▶ **Text section**:
....
Share-manager HA - lease renewal #222

james-munson · 2024-05-20T21:35:57Z

Which issue(s) this PR fixes:

This is part of issue longhorn/longhorn#6205, Share Manager HA. This code will look for a lease associated to the share manager's volume and run a goroutine to renew it regularly if it exists.

What this PR does / why we need it:

Special notes for your reviewer:

Additional documentation or context

I am marking it as draft because the related code in longhorn-manager is still in development, although it should have no effect if there is no Lease object.

derekbit · 2024-07-08T05:19:56Z

Is it ready for review?

PhanLe1010 · 2024-07-15T23:29:46Z

pkg/server/share_manager.go

+			if err := m.getLease(); err != nil {
+				m.logger.WithError(err).Warn("Failed to get lease - no lease renewal will be done")
+			} else {
+				m.logger.Info("Found lease")
+				if err = m.takeLease(); err != nil {
+					m.logger.WithError(err).Warn("Failed to take lease - no lease renewal will be done.")
+				} else {
+					go m.runLeaseRenew()
+				}
+			}
+


Should we add a new EVN to the share-manager pod like enableFastFailureDetection so that when it is enabled, share-manager pod is required to be able to find the lease object and take ownership of the lease object? In this case, if share-manager pod is not able to find the lease object/take ownership, we need to crash the pod to signal that the enableFastFailureDetection requirement is not able to fulfilled

When enableFastFailureDetection is disabled, share-manager pod ignore the lease mechanism. Just save the ETCD traffic similar to previous Longhorn version.

I suppose we can do this. I hadn't pictured that a failure to find the lease would be a serious enough deal to crash the share-manager app. Normally that would mean that a lease-capable share-manager image is running opposite an older longhorn-manager image that doesn't create the lease, which is easily fixed. It could also mean that lease creation failed, for whatever reason, which would be tougher.
....
▶ **Dataset excerpts**:
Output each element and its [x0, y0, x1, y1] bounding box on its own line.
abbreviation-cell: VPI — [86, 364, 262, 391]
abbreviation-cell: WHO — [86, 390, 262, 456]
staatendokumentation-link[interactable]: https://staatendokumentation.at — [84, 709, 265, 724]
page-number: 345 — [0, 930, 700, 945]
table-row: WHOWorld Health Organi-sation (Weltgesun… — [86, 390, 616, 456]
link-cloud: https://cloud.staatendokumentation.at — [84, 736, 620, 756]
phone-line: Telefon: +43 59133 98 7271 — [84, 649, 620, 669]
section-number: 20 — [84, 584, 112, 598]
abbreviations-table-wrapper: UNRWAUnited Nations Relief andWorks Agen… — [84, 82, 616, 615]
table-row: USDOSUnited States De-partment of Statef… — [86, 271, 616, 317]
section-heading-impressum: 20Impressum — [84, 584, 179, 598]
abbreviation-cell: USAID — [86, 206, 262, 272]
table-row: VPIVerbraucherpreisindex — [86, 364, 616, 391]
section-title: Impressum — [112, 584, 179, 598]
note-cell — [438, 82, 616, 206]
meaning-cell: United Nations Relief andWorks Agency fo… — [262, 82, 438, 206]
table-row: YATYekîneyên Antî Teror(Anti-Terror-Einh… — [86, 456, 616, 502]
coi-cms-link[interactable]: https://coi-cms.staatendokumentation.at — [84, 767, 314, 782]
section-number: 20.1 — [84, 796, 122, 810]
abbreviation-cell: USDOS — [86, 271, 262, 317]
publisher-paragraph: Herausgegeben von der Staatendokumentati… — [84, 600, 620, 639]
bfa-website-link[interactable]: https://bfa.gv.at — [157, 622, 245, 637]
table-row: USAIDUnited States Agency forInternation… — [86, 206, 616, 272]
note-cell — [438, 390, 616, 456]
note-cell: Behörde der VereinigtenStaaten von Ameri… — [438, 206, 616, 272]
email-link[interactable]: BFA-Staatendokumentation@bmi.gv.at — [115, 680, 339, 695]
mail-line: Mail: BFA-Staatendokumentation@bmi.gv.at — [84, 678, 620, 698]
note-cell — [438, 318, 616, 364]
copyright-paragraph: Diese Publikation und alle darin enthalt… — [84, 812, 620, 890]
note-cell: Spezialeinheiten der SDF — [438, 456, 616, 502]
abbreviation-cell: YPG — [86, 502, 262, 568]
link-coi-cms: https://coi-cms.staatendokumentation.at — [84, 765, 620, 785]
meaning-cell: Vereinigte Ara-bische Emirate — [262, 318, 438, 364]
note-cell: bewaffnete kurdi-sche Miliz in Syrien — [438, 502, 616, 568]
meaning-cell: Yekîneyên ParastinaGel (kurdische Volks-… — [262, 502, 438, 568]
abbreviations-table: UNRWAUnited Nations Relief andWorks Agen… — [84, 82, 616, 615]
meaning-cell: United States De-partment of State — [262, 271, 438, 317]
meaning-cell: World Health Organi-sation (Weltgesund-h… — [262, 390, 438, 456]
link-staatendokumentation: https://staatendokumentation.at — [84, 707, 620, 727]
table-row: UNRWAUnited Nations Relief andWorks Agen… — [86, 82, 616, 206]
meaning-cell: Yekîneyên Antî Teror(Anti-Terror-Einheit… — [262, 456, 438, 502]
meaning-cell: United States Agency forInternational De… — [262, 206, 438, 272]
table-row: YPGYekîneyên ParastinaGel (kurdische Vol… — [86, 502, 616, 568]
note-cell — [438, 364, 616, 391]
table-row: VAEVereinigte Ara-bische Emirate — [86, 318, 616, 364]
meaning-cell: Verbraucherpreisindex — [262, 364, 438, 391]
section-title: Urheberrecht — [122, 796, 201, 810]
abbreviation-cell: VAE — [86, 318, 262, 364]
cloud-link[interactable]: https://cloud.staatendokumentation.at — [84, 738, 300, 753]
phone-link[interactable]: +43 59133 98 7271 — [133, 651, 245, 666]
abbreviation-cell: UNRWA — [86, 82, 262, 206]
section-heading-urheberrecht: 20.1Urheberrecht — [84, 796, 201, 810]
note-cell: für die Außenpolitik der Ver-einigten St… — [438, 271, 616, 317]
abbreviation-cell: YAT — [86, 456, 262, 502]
....
▶ **Given instruction A**:
Using the share-manager lease renewal thread, restate word for word the passage starting with "Which issue(s) this" and going on through "no Lease object.".
▶ **Given instruction B**:
Does the share-manager lease renewal thread agree with each statement below? For each one, answer yes or no and quote the words of the thread that decide it.
(i) The pull request was marked as draft because the related code in longhorn-manager was still in development.
(ii) With enableFastFailureDetection disabled, the share-manager pod would be crashed if it could not find the lease.
(iii) The code runs a goroutine to renew the lease regularly if the lease exists.

▶ **Written reply A**:
Which issue(s) this PR fixes:

This is part of issue longhorn/longhorn#6205, Share Manager HA. This code will look for a lease associated to the share manager's volume and run a goroutine to renew it regularly if it exists.

What this PR does / why we need it:

Special notes for your reviewer:

Additional documentation or context

I am marking it as draft because the related code in longhorn-manager is still in development, although it should have no effect if there is no Lease object.

▶ **Written reply B**:
(i) Yes: "I am marking it as draft because the related code in longhorn-manager is still in development"
(ii) No: "When enableFastFailureDetection is disabled, share-manager pod ignore the lease mechanism."
(iii) Yes: "run a goroutine to renew it regularly if it exists."